TO DO
Copy out every record precisely.

━━━━━ RECORDS FOR PROCESSING

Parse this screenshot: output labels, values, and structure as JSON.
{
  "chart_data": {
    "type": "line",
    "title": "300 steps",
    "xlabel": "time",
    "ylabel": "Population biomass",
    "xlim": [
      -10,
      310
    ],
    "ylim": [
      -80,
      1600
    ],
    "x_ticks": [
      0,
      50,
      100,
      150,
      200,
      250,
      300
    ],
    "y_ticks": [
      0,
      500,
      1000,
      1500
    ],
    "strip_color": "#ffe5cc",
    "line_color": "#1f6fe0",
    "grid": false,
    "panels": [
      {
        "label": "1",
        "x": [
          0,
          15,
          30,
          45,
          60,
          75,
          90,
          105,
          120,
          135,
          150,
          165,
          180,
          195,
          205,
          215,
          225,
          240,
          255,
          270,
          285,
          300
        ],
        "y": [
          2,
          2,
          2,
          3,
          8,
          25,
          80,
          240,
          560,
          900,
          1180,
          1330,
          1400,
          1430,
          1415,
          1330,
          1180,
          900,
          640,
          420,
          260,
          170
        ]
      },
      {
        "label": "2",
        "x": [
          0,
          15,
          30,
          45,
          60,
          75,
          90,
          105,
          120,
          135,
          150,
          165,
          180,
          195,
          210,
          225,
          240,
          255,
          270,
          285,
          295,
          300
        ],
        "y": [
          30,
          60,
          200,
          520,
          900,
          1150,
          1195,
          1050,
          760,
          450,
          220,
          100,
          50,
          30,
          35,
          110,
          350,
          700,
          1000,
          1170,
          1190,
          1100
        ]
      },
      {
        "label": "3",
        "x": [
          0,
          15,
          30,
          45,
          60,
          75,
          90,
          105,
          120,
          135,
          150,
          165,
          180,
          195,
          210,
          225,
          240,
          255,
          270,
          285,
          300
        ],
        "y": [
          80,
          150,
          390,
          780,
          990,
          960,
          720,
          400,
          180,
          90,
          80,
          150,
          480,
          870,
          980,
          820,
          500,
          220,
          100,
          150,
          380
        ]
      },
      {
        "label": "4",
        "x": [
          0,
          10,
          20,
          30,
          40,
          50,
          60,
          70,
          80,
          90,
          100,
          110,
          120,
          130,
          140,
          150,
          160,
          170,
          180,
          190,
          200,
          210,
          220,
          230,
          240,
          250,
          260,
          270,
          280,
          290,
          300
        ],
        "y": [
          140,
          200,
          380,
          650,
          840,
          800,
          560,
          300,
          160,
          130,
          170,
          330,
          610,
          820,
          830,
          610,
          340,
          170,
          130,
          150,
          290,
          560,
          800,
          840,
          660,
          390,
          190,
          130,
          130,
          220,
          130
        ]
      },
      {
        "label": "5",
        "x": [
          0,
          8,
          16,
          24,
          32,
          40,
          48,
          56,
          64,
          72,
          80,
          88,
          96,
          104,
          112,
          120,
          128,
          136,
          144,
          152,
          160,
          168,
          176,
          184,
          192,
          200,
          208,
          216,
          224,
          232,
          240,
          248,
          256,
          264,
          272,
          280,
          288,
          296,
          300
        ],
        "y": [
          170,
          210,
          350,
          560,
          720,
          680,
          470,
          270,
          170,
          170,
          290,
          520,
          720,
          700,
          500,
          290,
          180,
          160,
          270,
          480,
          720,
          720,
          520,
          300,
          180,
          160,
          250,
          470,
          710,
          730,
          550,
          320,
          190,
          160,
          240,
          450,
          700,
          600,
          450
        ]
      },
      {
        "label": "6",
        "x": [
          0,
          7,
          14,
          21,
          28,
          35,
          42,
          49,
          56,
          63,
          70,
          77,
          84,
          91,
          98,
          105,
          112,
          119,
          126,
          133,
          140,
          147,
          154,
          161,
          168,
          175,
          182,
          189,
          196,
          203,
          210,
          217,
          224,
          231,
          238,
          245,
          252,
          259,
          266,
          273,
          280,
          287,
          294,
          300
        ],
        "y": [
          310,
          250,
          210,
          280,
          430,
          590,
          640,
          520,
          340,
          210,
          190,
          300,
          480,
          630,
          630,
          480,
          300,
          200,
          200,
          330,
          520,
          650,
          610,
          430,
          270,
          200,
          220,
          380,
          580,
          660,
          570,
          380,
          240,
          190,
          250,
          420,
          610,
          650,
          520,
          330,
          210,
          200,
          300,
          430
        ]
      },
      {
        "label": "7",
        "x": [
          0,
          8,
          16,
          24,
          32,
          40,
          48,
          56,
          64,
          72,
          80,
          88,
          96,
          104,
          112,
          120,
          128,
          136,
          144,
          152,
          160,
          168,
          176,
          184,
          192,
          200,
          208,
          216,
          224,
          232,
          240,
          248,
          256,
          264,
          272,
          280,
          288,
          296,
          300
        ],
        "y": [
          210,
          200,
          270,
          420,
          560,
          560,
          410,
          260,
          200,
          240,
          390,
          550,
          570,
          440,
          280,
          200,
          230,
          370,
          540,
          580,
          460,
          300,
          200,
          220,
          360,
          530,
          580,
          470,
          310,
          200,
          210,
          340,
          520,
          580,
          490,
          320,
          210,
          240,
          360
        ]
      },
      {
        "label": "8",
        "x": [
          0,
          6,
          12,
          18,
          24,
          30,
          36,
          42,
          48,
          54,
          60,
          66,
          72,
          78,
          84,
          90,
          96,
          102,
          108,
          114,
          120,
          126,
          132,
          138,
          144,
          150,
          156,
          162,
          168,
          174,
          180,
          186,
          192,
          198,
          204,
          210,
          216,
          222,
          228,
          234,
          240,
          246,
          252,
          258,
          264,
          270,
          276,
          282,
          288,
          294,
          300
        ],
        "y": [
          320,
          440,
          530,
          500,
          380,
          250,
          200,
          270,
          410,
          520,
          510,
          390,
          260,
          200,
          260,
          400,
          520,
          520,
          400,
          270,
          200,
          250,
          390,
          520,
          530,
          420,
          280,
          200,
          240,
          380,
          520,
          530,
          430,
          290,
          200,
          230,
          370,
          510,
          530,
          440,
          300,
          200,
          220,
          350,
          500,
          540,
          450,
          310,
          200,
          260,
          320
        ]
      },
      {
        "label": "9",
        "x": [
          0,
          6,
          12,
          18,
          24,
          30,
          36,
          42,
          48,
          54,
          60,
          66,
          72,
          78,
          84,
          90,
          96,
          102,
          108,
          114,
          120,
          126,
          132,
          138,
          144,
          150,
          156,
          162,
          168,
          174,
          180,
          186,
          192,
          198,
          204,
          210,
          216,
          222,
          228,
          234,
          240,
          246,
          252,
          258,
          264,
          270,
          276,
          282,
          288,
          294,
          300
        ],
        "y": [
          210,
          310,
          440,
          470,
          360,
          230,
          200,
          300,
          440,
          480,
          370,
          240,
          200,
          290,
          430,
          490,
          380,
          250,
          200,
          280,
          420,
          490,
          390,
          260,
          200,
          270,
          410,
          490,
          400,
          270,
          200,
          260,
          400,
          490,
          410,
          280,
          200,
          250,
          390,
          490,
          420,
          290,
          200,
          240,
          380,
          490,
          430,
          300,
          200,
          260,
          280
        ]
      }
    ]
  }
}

━━━━━━━━━━

WRITTEN REPLY
Parse this screenshot: output labels, values, and structure as JSON.
{
  "chart_data": {
    "type": "line",
    "title": "300 steps",
    "xlabel": "time",
    "ylabel": "Population biomass",
    "xlim": [
      -10,
      310
    ],
    "ylim": [
      -80,
      1600
    ],
    "x_ticks": [
      0,
      50,
      100,
      150,
      200,
      250,
      300
    ],
    "y_ticks": [
      0,
      500,
      1000,
      1500
    ],
    "strip_color": "#ffe5cc",
    "line_color": "#1f6fe0",
    "grid": false,
    "panels": [
      {
        "label": "1",
        "x": [
          0,
          15,
          30,
          45,
          60,
          75,
          90,
          105,
          120,
          135,
          150,
          165,
          180,
          195,
          205,
          215,
          225,
          240,
          255,
          270,
          285,
          300
        ],
        "y": [
          2,
          2,
          2,
          3,
          8,
          25,
          80,
          240,
          560,
          900,
          1180,
          1330,
          1400,
          1430,
          1415,
          1330,
          1180,
          900,
          640,
          420,
          260,
          170
        ]
      },
      {
        "label": "2",
        "x": [
          0,
          15,
          30,
          45,
          60,
          75,
          90,
          105,
          120,
          135,
          150,
          165,
          180,
          195,
          210,
          225,
          240,
          255,
          270,
          285,
          295,
          300
        ],
        "y": [
          30,
          60,
          200,
          520,
          900,
          1150,
          1195,
          1050,
          760,
          450,
          220,
          100,
          50,
          30,
          35,
          110,
          350,
          700,
          1000,
          1170,
          1190,
          1100
        ]
      },
      {
        "label": "3",
        "x": [
          0,
          15,
          30,
          45,
          60,
          75,
          90,
          105,
          120,
          135,
          150,
          165,
          180,
          195,
          210,
          225,
          240,
          255,
          270,
          285,
          300
        ],
        "y": [
          80,
          150,
          390,
          780,
          990,
          960,
          720,
          400,
          180,
          90,
          80,
          150,
          480,
          870,
          980,
          820,
          500,
          220,
          100,
          150,
          380
        ]
      },
      {
        "label": "4",
        "x": [
          0,
          10,
          20,
          30,
          40,
          50,
          60,
          70,
          80,
          90,
          100,
          110,
          120,
          130,
          140,
          150,
          160,
          170,
          180,
          190,
          200,
          210,
          220,
          230,
          240,
          250,
          260,
          270,
          280,
          290,
          300
        ],
        "y": [
          140,
          200,
          380,
          650,
          840,
          800,
          560,
          300,
          160,
          130,
          170,
          330,
          610,
          820,
          830,
          610,
          340,
          170,
          130,
          150,
          290,
          560,
          800,
          840,
          660,
          390,
          190,
          130,
          130,
          220,
          130
        ]
      },
      {
        "label": "5",
        "x": [
          0,
          8,
          16,
          24,
          32,
          40,
          48,
          56,
          64,
          72,
          80,
          88,
          96,
          104,
          112,
          120,
          128,
          136,
          144,
          152,
          160,
          168,
          176,
          184,
          192,
          200,
          208,
          216,
          224,
          232,
          240,
          248,
          256,
          264,
          272,
          280,
          288,
          296,
          300
        ],
        "y": [
          170,
          210,
          350,
          560,
          720,
          680,
          470,
          270,
          170,
          170,
          290,
          520,
          720,
          700,
          500,
          290,
          180,
          160,
          270,
          480,
          720,
          720,
          520,
          300,
          180,
          160,
          250,
          470,
          710,
          730,
          550,
          320,
          190,
          160,
          240,
          450,
          700,
          600,
          450
        ]
      },
      {
        "label": "6",
        "x": [
          0,
          7,
          14,
          21,
          28,
          35,
          42,
          49,
          56,
          63,
          70,
          77,
          84,
          91,
          98,
          105,
          112,
          119,
          126,
          133,
          140,
          147,
          154,
          161,
          168,
          175,
          182,
          189,
          196,
          203,
          210,
          217,
          224,
          231,
          238,
          245,
          252,
          259,
          266,
          273,
          280,
          287,
          294,
          300
        ],
        "y": [
          310,
          250,
          210,
          280,
          430,
          590,
          640,
          520,
          340,
          210,
          190,
          300,
          480,
          630,
          630,
          480,
          300,
          200,
          200,
          330,
          520,
          650,
          610,
          430,
          270,
          200,
          220,
          380,
          580,
          660,
          570,
          380,
          240,
          190,
          250,
          420,
          610,
          650,
          520,
          330,
          210,
          200,
          300,
          430
        ]
      },
      {
        "label": "7",
        "x": [
          0,
          8,
          16,
          24,
          32,
          40,
          48,
          56,
          64,
          72,
          80,
          88,
          96,
          104,
          112,
          120,
          128,
          136,
          144,
          152,
          160,
          168,
          176,
          184,
          192,
          200,
          208,
          216,
          224,
          232,
          240,
          248,
          256,
          264,
          272,
          280,
          288,
          296,
          300
        ],
        "y": [
          210,
          200,
          270,
          420,
          560,
          560,
          410,
          260,
          200,
          240,
          390,
          550,
          570,
          440,
          280,
          200,
          230,
          370,
          540,
          580,
          460,
          300,
          200,
          220,
          360,
          530,
          580,
          470,
          310,
          200,
          210,
          340,
          520,
          580,
          490,
          320,
          210,
          240,
          360
        ]
      },
      {
        "label": "8",
        "x": [
          0,
          6,
          12,
          18,
          24,
          30,
          36,
          42,
          48,
          54,
          60,
          66,
          72,
          78,
          84,
          90,
          96,
          102,
          108,
          114,
          120,
          126,
          132,
          138,
          144,
          150,
          156,
          162,
          168,
          174,
          180,
          186,
          192,
          198,
          204,
          210,
          216,
          222,
          228,
          234,
          240,
          246,
          252,
          258,
          264,
          270,
          276,
          282,
          288,
          294,
          300
        ],
        "y": [
          320,
          440,
          530,
          500,
          380,
          250,
          200,
          270,
          410,
          520,
          510,
          390,
          260,
          200,
          260,
          400,
          520,
          520,
          400,
          270,
          200,
          250,
          390,
          520,
          530,
          420,
          280,
          200,
          240,
          380,
          520,
          530,
          430,
          290,
          200,
          230,
          370,
          510,
          530,
          440,
          300,
          200,
          220,
          350,
          500,
          540,
          450,
          310,
          200,
          260,
          320
        ]
      },
      {
        "label": "9",
        "x": [
          0,
          6,
          12,
          18,
          24,
          30,
          36,
          42,
          48,
          54,
          60,
          66,
          72,
          78,
          84,
          90,
          96,
          102,
          108,
          114,
          120,
          126,
          132,
          138,
          144,
          150,
          156,
          162,
          168,
          174,
          180,
          186,
          192,
          198,
          204,
          210,
          216,
          222,
          228,
          234,
          240,
          246,
          252,
          258,
          264,
          270,
          276,
          282,
          288,
          294,
          300
        ],
        "y": [
          210,
          310,
          440,
          470,
          360,
          230,
          200,
          300,
          440,
          480,
          370,
          240,
          200,
          290,
          430,
          490,
          380,
          250,
          200,
          280,
          420,
          490,
          390,
          260,
          200,
          270,
          410,
          490,
          400,
          270,
          200,
          260,
          400,
          490,
          410,
          280,
          200,
          250,
          390,
          490,
          420,
          290,
          200,
          240,
          380,
          490,
          430,
          300,
          200,
          260,
          280
        ]
      }
    ]
  }
}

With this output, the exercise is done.